◆ **Dataset extract**:
┄┄┄┄┄┄┄┄┄┄
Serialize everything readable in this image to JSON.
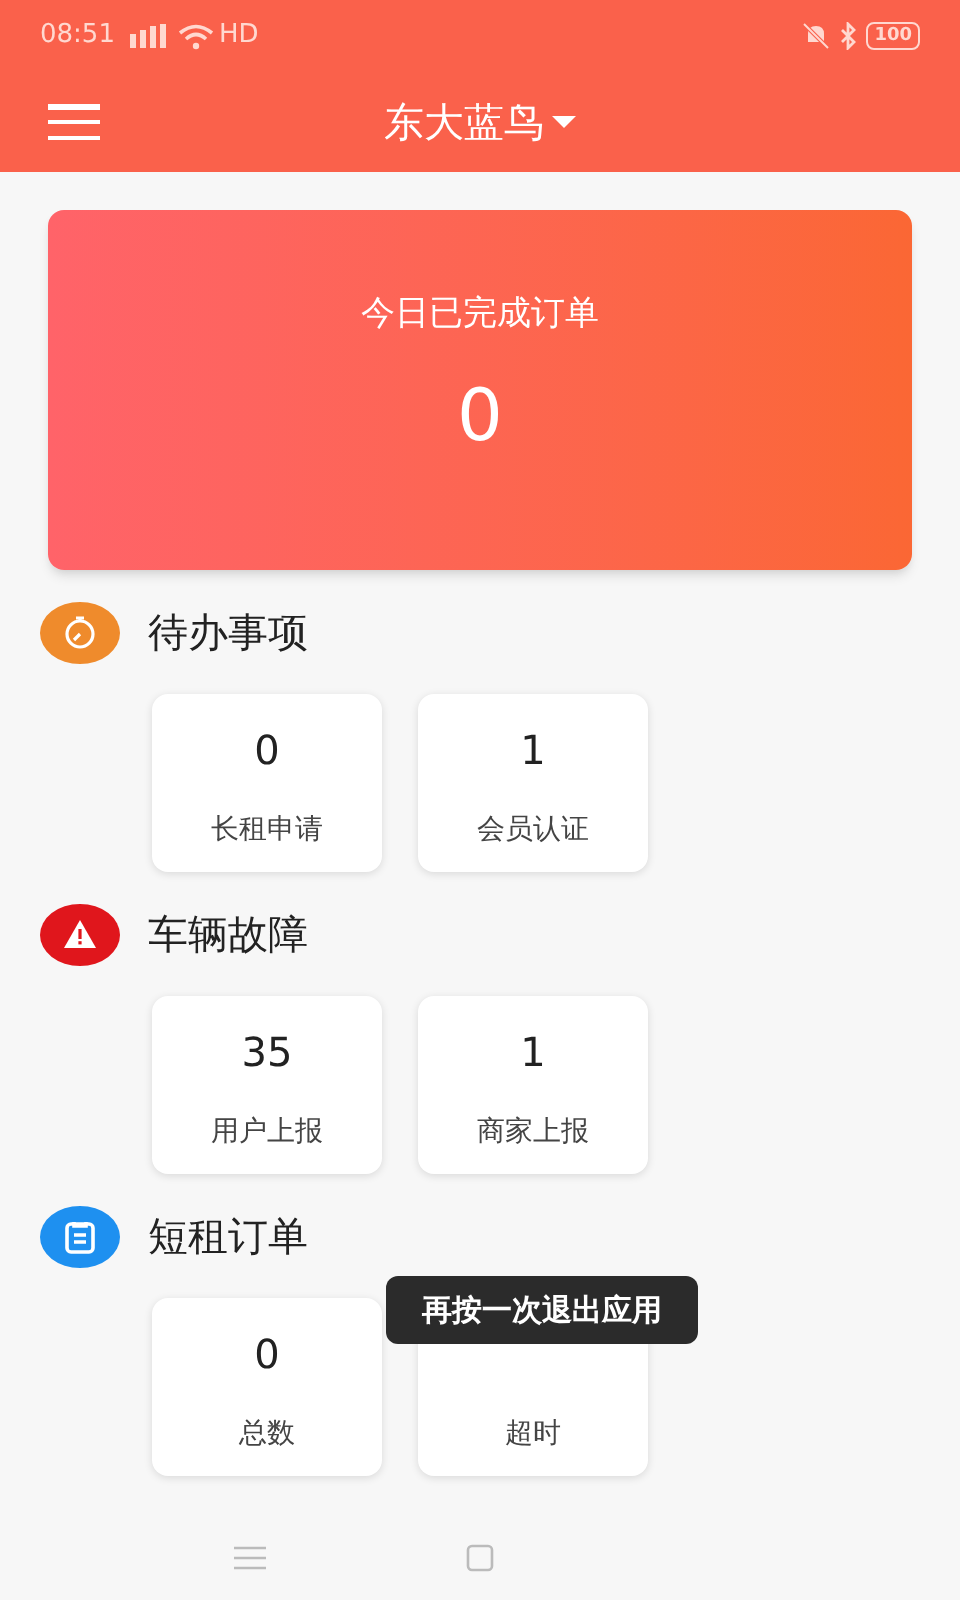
{
  "status_bar": {
    "time": "08:51",
    "network": "HD",
    "battery": "100"
  },
  "app_bar": {
    "title": "东大蓝鸟"
  },
  "summary_card": {
    "label": "今日已完成订单",
    "value": "0"
  },
  "sections": [
    {
      "kind": "todo",
      "title": "待办事项",
      "tiles": [
        {
          "value": "0",
          "label": "长租申请"
        },
        {
          "value": "1",
          "label": "会员认证"
        }
      ]
    },
    {
      "kind": "fault",
      "title": "车辆故障",
      "tiles": [
        {
          "value": "35",
          "label": "用户上报"
        },
        {
          "value": "1",
          "label": "商家上报"
        }
      ]
    },
    {
      "kind": "orders",
      "title": "短租订单",
      "tiles": [
        {
          "value": "0",
          "label": "总数"
        },
        {
          "label": "超时"
        }
      ]
    }
  ],
  "toast": {
    "text": "再按一次退出应用"
  }
}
┄┄┄┄┄┄┄┄┄┄
◆ **Directions for this task**: Reproduce every record above exactly, but leave out the pictures.

◆ **Result for this task**:
Serialize everything readable in this image to JSON.
{
  "status_bar": {
    "time": "08:51",
    "network": "HD",
    "battery": "100"
  },
  "app_bar": {
    "title": "东大蓝鸟"
  },
  "summary_card": {
    "label": "今日已完成订单",
    "value": "0"
  },
  "sections": [
    {
      "kind": "todo",
      "title": "待办事项",
      "tiles": [
        {
          "value": "0",
          "label": "长租申请"
        },
        {
          "value": "1",
          "label": "会员认证"
        }
      ]
    },
    {
      "kind": "fault",
      "title": "车辆故障",
      "tiles": [
        {
          "value": "35",
          "label": "用户上报"
        },
        {
          "value": "1",
          "label": "商家上报"
        }
      ]
    },
    {
      "kind": "orders",
      "title": "短租订单",
      "tiles": [
        {
          "value": "0",
          "label": "总数"
        },
        {
          "label": "超时"
        }
      ]
    }
  ],
  "toast": {
    "text": "再按一次退出应用"
  }
}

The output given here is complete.